* [WORK INSTRUCTIONS]: From the listing below, pull out every line where the string "کاراکتر" appears.

** Begin INPUT **

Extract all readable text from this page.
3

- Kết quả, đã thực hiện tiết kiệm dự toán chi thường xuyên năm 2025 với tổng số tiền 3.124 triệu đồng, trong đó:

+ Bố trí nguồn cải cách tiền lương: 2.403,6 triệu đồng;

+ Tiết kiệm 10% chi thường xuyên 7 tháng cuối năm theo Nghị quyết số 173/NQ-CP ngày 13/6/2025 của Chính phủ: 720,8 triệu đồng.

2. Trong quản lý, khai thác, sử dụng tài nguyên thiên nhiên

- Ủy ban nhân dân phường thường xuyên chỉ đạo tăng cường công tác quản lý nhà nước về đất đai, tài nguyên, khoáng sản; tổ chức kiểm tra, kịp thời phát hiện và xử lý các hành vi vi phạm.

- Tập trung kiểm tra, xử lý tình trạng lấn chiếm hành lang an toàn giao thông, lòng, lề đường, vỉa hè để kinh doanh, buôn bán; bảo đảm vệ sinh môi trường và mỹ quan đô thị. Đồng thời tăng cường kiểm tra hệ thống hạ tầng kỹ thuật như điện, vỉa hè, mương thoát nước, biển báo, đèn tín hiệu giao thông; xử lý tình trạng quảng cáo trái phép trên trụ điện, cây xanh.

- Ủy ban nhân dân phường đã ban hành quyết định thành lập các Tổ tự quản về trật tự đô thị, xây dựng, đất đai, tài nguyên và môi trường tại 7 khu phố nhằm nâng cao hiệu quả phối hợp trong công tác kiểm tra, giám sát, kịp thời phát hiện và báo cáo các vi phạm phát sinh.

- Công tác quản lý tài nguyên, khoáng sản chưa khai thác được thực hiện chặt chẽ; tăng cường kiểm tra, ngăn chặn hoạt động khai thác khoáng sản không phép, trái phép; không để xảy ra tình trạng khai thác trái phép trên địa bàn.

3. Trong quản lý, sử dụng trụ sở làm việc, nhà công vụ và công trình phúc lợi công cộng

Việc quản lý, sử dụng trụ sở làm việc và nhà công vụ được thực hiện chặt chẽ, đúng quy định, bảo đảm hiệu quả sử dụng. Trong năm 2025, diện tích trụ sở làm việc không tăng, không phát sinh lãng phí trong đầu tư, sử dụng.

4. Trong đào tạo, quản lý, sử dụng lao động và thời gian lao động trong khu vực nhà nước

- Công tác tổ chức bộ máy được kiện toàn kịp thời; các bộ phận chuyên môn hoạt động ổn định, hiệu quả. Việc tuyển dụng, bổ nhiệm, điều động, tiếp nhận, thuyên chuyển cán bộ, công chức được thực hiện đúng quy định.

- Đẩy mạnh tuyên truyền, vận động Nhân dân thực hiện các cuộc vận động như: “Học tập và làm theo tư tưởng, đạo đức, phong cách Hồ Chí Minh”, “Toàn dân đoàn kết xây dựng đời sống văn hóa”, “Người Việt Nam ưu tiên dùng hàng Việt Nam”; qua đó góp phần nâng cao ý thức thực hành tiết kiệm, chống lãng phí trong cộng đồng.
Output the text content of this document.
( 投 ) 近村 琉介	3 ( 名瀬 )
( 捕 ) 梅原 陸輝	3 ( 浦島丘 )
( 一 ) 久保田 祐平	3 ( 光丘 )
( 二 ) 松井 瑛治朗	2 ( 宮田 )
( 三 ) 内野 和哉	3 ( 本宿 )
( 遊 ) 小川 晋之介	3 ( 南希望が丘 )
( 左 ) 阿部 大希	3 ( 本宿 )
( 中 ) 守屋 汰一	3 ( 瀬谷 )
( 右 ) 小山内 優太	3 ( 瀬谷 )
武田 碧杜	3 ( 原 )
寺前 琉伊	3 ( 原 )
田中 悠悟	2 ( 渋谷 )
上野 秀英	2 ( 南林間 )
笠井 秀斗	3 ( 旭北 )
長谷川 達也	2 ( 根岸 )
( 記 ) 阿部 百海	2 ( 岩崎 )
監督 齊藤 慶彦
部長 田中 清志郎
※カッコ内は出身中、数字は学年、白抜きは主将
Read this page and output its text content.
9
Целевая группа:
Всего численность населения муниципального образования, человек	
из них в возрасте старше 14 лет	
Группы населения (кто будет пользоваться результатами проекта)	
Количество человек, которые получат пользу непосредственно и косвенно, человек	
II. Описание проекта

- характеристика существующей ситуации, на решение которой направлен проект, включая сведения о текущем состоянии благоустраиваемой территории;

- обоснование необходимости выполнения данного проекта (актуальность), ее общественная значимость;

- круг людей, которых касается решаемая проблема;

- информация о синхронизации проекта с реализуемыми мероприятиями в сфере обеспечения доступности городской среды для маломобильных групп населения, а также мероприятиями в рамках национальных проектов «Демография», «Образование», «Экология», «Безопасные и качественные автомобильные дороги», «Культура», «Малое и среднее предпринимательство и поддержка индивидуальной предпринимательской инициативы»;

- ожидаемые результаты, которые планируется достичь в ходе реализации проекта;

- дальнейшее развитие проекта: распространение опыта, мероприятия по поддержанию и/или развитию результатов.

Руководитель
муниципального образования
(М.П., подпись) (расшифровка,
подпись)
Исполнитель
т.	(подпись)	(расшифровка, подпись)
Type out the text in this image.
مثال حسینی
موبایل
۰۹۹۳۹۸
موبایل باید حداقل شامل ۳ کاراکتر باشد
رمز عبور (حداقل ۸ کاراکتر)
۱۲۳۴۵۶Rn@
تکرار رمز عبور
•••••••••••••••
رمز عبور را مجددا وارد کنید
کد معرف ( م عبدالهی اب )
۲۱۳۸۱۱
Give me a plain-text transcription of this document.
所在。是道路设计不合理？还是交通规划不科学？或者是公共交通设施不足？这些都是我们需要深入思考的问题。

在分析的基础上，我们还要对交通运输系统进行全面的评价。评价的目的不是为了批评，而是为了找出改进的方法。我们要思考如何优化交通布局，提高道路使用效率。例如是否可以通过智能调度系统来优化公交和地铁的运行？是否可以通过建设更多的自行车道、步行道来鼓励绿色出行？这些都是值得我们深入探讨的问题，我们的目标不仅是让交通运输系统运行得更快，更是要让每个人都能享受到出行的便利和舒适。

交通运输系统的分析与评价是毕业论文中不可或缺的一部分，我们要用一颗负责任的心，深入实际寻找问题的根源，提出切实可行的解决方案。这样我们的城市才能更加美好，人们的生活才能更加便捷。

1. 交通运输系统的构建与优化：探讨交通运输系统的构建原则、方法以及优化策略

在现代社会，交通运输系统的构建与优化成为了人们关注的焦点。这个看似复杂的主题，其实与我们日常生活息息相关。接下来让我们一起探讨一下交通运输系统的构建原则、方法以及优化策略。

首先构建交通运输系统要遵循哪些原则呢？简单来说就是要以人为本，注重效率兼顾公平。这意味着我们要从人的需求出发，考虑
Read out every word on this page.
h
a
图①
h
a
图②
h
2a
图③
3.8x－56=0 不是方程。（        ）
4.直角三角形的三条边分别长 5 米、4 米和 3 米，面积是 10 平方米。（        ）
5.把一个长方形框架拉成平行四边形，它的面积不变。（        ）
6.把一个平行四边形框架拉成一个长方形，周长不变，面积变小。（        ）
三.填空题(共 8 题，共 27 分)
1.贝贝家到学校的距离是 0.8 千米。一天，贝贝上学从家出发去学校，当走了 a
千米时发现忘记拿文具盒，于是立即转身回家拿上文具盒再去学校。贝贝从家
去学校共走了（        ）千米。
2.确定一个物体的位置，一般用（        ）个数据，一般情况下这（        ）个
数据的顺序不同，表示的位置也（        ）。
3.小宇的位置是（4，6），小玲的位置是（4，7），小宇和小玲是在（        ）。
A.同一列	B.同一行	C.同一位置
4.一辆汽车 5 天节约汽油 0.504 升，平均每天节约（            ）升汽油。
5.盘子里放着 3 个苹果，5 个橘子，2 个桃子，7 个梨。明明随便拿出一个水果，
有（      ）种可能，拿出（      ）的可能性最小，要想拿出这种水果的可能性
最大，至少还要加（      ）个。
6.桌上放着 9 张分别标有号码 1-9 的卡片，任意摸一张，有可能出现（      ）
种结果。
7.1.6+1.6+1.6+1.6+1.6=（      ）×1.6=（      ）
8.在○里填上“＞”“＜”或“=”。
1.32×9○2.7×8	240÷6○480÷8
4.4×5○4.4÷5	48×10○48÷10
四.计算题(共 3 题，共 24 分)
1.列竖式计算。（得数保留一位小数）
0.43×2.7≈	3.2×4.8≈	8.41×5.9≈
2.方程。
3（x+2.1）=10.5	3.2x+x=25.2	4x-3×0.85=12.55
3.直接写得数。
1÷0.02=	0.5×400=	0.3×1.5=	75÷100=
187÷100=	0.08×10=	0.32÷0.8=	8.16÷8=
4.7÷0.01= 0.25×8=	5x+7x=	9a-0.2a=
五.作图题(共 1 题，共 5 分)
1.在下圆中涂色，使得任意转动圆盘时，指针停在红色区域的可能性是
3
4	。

** End INPUT **

* [ANSWER TO THE PROBLEM]:
موبایل باید حداقل شامل ۳ کاراکتر باشد
رمز عبور (حداقل ۸ کاراکتر)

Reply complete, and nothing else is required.